DIRECTIONS:
1) In the bird-dog thread below, reproduce the passage from "## harrigab (Aug" to "great isn't it !", switching "learning curve" for "training process".
2) For each statement, indicate whether the bird-dog thread below agrees with it, answering yes or no and quoting the words of the thread that decide it. (a) The rooster shot with the 20ga fell 50 yards from the flush. (b) Hegy is 13 months old. (c) The day described was Hegy's first full day out.

DOCUMENT:
* * *
# When it all comes together.



## zigzag (Oct 4, 2011)

Dog gets birdy. Tail starts wagging in that crazy fast way. Nose is in the ground. You know he is tracking a rooster now. You get your finger on the safety and gun at ready position. Then the dog locks up tight nose pointing into the thick grass. You take few steps into the cover. Wham a big cackling rooster flushes high and fast. Boom with the 20ga, the bird drops 50 yards from the flush. Dog takes off on the shot, marks the bird perfectly and retrieves it to hand. Cheers the good life.


----------



## harrigab (Aug 21, 2011)

it's great when it all does come together ;D, Myself and Ruby are a long way from being the finished article, but we have our days when everything "clicks",,however we both enjoy the learning curve immensely, it's great isn't it !


----------



## R E McCraith (Nov 24, 2011)

ZZ - there R few things in life better than watching a great POINTER - with a V - 100mph on the hunt - goes 2 zero with the scent - not as elegant as a English pointer - but with a V what paw is up they could careless - locked down they R priceless !!!!!! - when a V gets birdy - eVen a blind man can C it !!


----------



## Kevin (Dec 29, 2012)

Hegy is now 13 months and its comin together bit by bit.

Loves the birds and their his pride n joy when he brings em back.

This was only his second full day out.

Lots of things still to work on, but it a real buzz watching things click! 


http://m.youtube.com/watch?feature=c4-feed-u&v=i1LIhl72UCU


----------



## zigzag (Oct 4, 2011)

Nice looking country your hunting.


----------



## charliecoyot (Nov 26, 2012)
* * *
ENTRIES SUPPLIED:
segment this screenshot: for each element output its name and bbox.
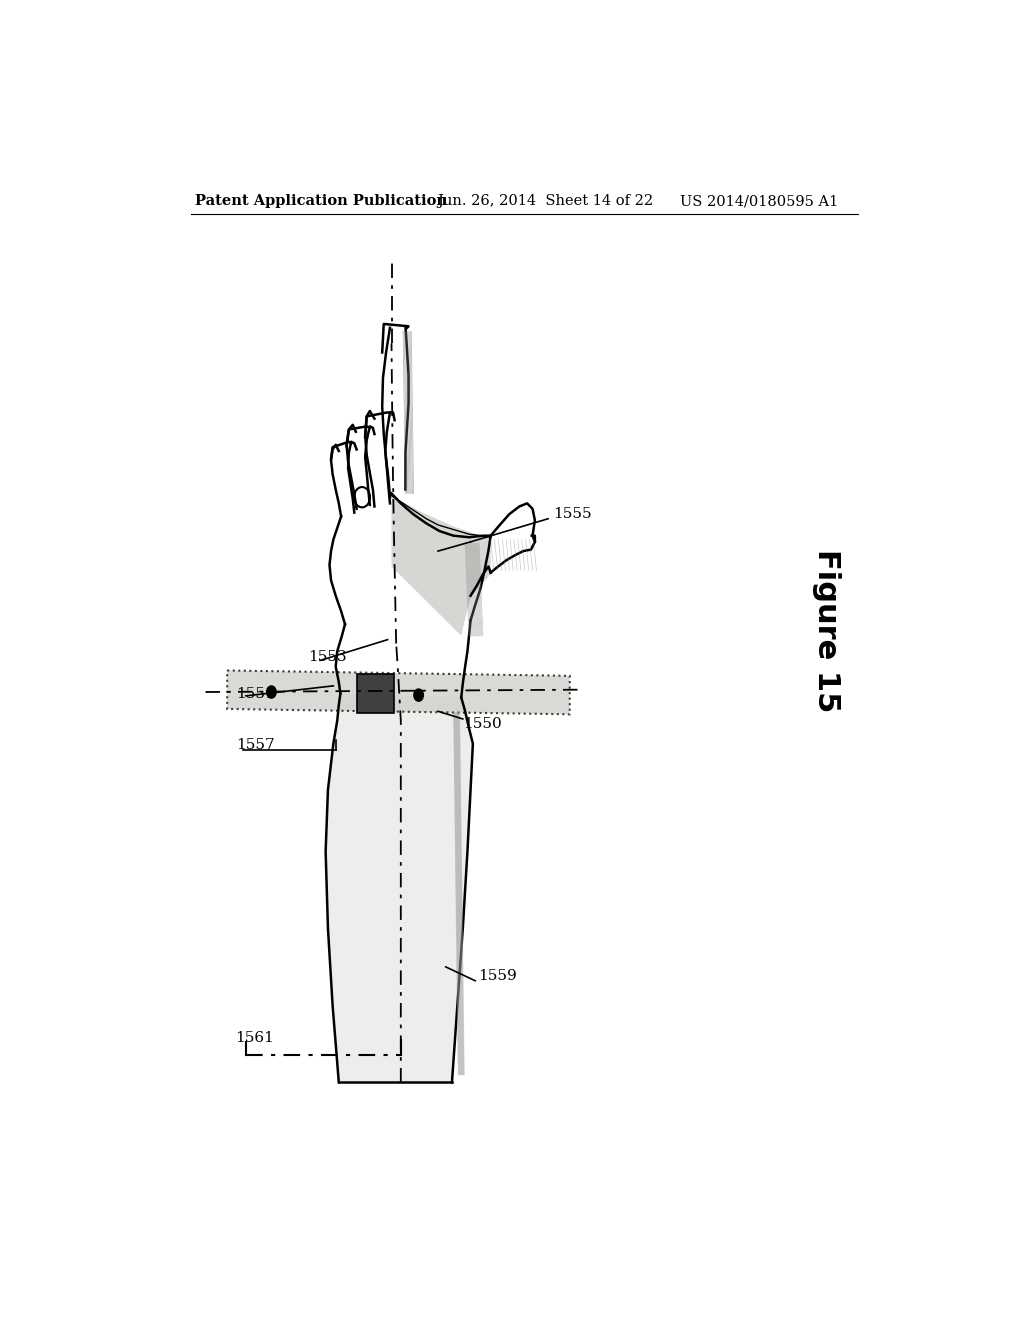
- Polygon shape: [227, 671, 569, 714]
- Text: Jun. 26, 2014  Sheet 14 of 22: Jun. 26, 2014 Sheet 14 of 22: [437, 194, 653, 209]
- Text: US 2014/0180595 A1: US 2014/0180595 A1: [680, 194, 838, 209]
- Polygon shape: [326, 693, 473, 1082]
- Bar: [356, 675, 394, 713]
- Circle shape: [266, 686, 276, 698]
- Text: 1555: 1555: [553, 507, 591, 521]
- Text: 1557: 1557: [237, 738, 275, 752]
- Polygon shape: [391, 496, 490, 636]
- Text: 1553: 1553: [308, 651, 346, 664]
- Circle shape: [414, 689, 423, 701]
- Text: 1559: 1559: [478, 969, 517, 983]
- Text: 1561: 1561: [234, 1031, 273, 1044]
- Text: 1551: 1551: [237, 686, 275, 701]
- Text: Figure 15: Figure 15: [812, 549, 841, 713]
- Text: Patent Application Publication: Patent Application Publication: [196, 194, 447, 209]
- Text: 1550: 1550: [463, 717, 502, 731]
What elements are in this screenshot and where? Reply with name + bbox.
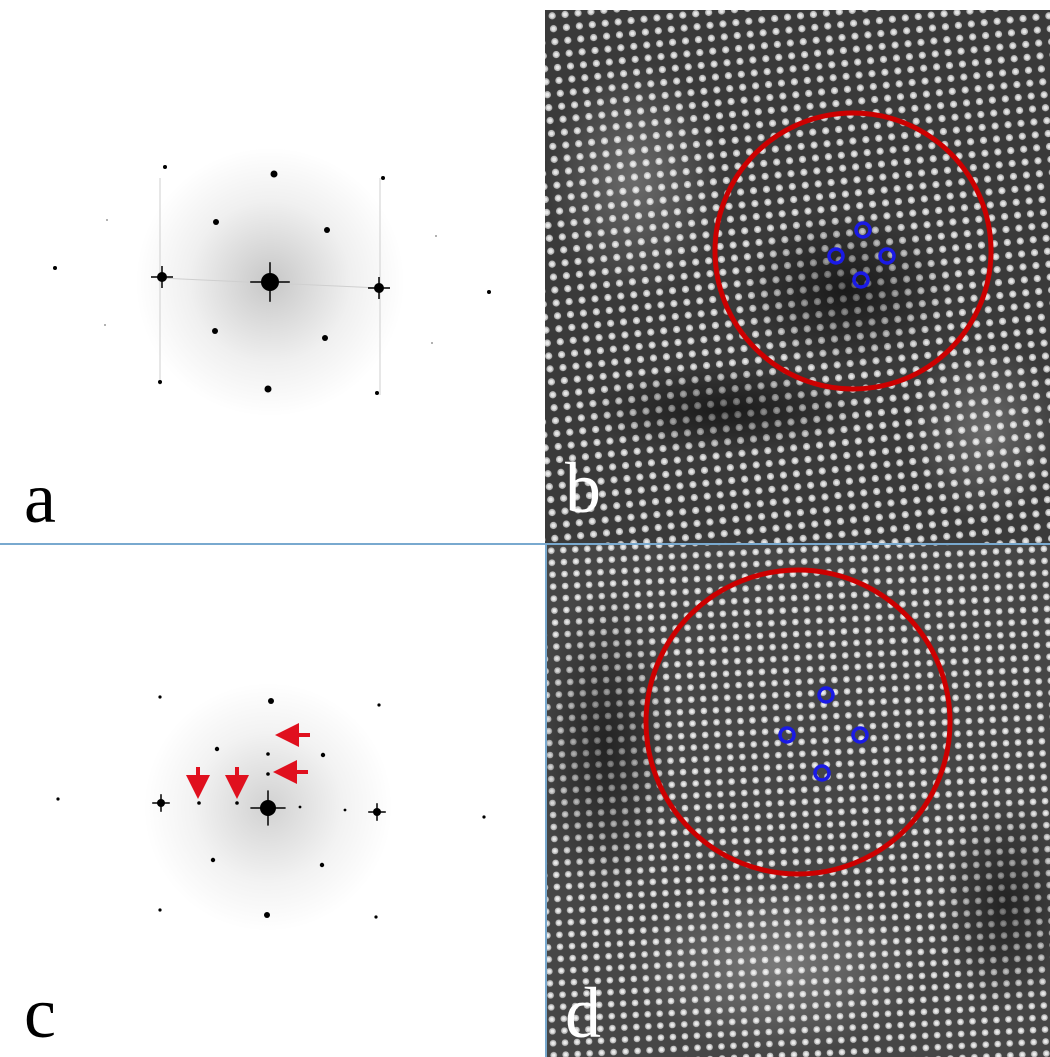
diffraction-spot	[235, 801, 239, 805]
diffraction-spot	[163, 165, 167, 169]
atom-marker	[778, 726, 796, 744]
atom-marker	[813, 764, 831, 782]
diffraction-spot	[322, 335, 328, 341]
lattice-image-b	[545, 10, 1050, 543]
highlight-circle	[643, 567, 953, 877]
atom-marker	[851, 726, 869, 744]
diffraction-spot	[266, 772, 270, 776]
diffraction-spot	[270, 170, 278, 178]
diffraction-pattern-c	[56, 682, 486, 932]
diffraction-spot	[374, 915, 378, 919]
diffraction-spot	[104, 324, 106, 326]
diffraction-spot	[435, 235, 437, 237]
diffraction-spot	[268, 698, 274, 704]
diffraction-spot	[482, 815, 486, 819]
diffraction-spot	[381, 176, 385, 180]
diffraction-spot	[264, 912, 270, 918]
light-contrast-region	[545, 60, 725, 300]
diffraction-spot	[214, 746, 220, 752]
dark-contrast-region	[585, 365, 865, 455]
diffraction-spot	[56, 797, 60, 801]
panel-b-lattice-image: b	[545, 10, 1050, 543]
diffraction-spot	[158, 695, 162, 699]
atom-marker	[827, 247, 845, 265]
light-contrast-region	[625, 875, 925, 1055]
panel-d-lattice-image: d	[545, 545, 1050, 1057]
diffraction-spots	[56, 695, 486, 919]
diffraction-spot	[158, 908, 162, 912]
panel-label-c: c	[24, 973, 56, 1053]
diffraction-spots	[53, 165, 491, 395]
dark-contrast-region	[735, 210, 955, 370]
panel-a-diffraction-pattern: a	[0, 0, 545, 543]
diffraction-spot	[298, 805, 302, 809]
diffraction-spot	[431, 342, 433, 344]
panel-label-d: d	[565, 973, 601, 1053]
atom-marker	[878, 247, 896, 265]
vertical-separator	[545, 545, 547, 1057]
atom-marker	[852, 271, 870, 289]
panel-c-diffraction-pattern: c	[0, 545, 545, 1057]
diffraction-spot	[197, 801, 201, 805]
panel-label-a: a	[24, 458, 56, 538]
dark-contrast-region	[545, 585, 675, 905]
atom-marker	[817, 686, 835, 704]
diffraction-spot	[266, 752, 270, 756]
diffraction-spot	[324, 227, 330, 233]
diffraction-spot	[487, 290, 491, 294]
diffraction-spot	[106, 219, 108, 221]
diffraction-spot	[264, 385, 272, 393]
diffraction-spot	[343, 808, 347, 812]
atom-marker	[854, 221, 872, 239]
diffraction-spot	[212, 328, 218, 334]
diffraction-pattern-a	[53, 147, 491, 417]
diffraction-spot	[375, 391, 379, 395]
panel-label-b: b	[565, 448, 601, 528]
light-contrast-region	[905, 340, 1050, 520]
highlight-circle	[712, 110, 994, 392]
dark-contrast-region	[935, 795, 1050, 1015]
diffraction-spot	[320, 752, 326, 758]
diffraction-spot	[319, 862, 325, 868]
diffraction-spot	[213, 219, 219, 225]
diffraction-spot	[210, 857, 216, 863]
diffraction-spot	[377, 703, 381, 707]
horizontal-separator	[0, 543, 1050, 545]
lattice-image-d	[545, 545, 1050, 1057]
diffraction-spot	[53, 266, 57, 270]
diffraction-spot	[158, 380, 162, 384]
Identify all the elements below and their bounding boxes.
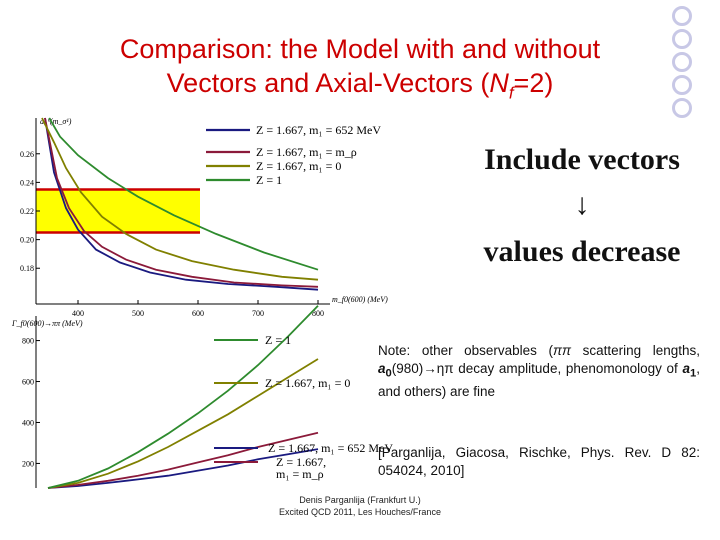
* * *
ANSWERS TO EACH TASK:
1)
## harrigab (Aug 21, 2011)

it's great when it all does come together ;D, Myself and Ruby are a long way from being the finished article, but we have our days when everything "clicks",,however we both enjoy the training process immensely, it's great isn't it !

2)
(a) Yes: "the bird drops 50 yards from the flush"
(b) Yes: "Hegy is now 13 months"
(c) No: "This was only his second full day out."